> _YOUR OBJECTIVE_: List each line in which the string "கழகம" appears.
[START RECORDED DATA]
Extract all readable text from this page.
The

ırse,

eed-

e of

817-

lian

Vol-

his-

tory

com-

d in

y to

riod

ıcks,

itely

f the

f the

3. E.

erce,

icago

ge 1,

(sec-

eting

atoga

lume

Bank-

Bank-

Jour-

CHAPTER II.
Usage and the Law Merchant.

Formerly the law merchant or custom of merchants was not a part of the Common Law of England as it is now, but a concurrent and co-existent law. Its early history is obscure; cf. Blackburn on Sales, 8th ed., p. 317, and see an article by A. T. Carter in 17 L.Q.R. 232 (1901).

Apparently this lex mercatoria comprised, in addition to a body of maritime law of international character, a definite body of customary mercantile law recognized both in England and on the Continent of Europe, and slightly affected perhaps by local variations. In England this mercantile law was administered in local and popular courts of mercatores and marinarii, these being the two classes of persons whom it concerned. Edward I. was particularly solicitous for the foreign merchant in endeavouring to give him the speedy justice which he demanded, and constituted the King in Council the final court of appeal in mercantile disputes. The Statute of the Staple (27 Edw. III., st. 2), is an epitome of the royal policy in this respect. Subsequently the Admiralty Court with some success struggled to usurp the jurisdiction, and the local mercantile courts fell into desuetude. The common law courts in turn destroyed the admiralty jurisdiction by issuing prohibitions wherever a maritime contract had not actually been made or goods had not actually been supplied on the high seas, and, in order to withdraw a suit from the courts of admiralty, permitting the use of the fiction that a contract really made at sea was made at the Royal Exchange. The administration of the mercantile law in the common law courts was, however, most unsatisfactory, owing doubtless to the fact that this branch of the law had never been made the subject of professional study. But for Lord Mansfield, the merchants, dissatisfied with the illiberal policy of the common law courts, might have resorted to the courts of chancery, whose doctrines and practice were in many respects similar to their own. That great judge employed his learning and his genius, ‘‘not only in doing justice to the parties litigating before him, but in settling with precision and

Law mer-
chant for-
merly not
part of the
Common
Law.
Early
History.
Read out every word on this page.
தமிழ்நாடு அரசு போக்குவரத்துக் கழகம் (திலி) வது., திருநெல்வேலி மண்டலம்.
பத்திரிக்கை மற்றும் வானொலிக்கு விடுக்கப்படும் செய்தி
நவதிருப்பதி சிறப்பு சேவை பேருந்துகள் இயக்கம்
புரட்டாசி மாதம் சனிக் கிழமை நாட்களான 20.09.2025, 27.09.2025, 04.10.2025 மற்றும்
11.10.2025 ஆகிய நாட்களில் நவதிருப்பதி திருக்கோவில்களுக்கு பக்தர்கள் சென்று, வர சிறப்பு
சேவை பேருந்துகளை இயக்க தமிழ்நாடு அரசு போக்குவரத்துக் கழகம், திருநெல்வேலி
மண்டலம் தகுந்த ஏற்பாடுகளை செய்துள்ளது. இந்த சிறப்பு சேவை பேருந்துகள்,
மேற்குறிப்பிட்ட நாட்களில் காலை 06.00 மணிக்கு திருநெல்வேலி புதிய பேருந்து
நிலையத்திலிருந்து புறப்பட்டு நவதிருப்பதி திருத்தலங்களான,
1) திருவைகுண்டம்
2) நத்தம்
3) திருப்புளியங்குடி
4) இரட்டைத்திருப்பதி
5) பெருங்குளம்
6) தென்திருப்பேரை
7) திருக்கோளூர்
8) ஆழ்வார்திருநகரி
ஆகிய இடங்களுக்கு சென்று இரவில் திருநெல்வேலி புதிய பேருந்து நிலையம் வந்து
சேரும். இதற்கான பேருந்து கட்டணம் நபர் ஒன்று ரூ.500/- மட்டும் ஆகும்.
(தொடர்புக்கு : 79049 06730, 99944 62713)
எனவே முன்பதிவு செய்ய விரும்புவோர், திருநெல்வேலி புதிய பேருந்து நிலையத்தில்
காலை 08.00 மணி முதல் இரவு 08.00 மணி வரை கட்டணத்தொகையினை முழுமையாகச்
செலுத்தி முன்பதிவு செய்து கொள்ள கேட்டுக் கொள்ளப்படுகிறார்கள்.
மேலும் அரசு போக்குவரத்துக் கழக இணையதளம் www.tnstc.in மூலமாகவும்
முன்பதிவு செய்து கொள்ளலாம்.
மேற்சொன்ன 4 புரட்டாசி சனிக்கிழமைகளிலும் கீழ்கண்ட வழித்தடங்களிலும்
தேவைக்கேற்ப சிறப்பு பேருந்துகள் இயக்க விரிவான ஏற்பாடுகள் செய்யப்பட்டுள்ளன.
[END RECORDED DATA]
> _OUTPUT_:
தமிழ்நாடு அரசு போக்குவரத்துக் கழகம் (திலி) வது., திருநெல்வேலி மண்டலம்.
சேவை பேருந்துகளை இயக்க தமிழ்நாடு அரசு போக்குவரத்துக் கழகம், திருநெல்வேலி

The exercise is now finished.